Find the lines with "name" in them and copy them out.

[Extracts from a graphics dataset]
--------------------
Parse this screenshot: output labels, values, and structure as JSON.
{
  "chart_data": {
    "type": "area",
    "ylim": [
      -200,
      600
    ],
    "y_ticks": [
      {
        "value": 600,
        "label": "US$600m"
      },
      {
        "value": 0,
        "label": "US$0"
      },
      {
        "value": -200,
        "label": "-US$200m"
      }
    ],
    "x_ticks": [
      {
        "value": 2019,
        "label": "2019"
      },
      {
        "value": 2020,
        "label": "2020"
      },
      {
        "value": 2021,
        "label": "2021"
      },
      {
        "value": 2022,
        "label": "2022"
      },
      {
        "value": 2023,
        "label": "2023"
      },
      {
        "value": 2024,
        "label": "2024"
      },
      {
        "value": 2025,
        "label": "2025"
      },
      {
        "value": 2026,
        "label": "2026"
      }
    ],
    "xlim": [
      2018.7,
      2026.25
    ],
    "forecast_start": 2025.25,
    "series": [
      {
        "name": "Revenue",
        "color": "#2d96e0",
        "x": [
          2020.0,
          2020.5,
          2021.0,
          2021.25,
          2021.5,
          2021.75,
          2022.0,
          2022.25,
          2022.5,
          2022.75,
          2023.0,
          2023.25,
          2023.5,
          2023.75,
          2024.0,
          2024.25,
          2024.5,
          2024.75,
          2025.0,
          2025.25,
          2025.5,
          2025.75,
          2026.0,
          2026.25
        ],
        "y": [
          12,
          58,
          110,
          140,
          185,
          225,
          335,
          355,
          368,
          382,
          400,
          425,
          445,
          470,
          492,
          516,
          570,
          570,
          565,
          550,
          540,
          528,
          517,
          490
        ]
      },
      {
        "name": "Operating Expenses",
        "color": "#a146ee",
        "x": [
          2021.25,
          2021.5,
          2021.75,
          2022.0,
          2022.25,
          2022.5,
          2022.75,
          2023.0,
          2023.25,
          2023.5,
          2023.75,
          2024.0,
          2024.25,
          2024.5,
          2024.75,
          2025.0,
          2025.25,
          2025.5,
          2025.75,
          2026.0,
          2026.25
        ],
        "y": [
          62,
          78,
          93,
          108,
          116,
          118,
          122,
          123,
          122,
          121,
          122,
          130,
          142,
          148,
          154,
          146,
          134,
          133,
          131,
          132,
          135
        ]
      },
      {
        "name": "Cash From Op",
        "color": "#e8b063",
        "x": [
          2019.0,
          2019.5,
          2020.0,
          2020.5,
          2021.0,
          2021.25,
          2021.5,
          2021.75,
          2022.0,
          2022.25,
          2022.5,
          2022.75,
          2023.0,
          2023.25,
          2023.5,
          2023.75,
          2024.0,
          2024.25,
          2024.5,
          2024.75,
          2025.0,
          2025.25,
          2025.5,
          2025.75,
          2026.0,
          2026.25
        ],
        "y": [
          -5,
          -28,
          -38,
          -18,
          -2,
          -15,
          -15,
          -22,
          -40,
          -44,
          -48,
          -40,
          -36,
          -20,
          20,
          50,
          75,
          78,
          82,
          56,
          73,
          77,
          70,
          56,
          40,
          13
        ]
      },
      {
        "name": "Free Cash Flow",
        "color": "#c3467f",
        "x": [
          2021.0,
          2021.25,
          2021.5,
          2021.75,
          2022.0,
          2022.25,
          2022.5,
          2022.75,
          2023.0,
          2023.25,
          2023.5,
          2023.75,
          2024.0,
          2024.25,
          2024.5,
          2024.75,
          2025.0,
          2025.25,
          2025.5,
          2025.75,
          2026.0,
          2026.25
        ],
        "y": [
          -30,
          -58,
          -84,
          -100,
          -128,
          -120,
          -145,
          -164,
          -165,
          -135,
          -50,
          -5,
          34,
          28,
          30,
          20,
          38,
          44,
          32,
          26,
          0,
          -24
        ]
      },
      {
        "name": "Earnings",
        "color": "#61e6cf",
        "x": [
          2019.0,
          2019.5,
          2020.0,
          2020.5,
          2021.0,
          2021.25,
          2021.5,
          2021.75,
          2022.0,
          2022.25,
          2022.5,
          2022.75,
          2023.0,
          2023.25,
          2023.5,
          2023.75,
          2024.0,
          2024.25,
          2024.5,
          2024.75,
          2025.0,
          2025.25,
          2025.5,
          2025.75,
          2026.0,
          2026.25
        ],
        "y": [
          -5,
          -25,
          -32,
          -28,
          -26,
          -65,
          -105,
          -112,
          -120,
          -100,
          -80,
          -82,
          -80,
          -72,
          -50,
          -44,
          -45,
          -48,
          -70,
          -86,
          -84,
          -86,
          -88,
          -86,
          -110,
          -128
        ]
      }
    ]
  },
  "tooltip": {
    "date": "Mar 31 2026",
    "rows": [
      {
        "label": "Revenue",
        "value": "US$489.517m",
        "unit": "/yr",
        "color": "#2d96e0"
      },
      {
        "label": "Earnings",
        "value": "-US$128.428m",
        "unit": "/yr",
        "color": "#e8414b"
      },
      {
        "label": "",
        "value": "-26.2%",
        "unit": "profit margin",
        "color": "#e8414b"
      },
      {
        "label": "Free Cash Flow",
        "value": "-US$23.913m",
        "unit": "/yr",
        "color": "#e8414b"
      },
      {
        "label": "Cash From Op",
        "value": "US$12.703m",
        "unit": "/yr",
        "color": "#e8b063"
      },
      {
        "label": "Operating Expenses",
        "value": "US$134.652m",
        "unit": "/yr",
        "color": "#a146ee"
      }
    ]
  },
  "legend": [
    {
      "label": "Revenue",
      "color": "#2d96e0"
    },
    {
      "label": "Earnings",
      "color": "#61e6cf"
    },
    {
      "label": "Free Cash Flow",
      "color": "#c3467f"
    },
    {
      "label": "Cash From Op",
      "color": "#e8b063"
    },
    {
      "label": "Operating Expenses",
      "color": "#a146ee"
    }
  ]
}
--------------------
Response to the exercise>
        "name": "Revenue",
        "name": "Operating Expenses",
        "name": "Cash From Op",
        "name": "Free Cash Flow",
        "name": "Earnings",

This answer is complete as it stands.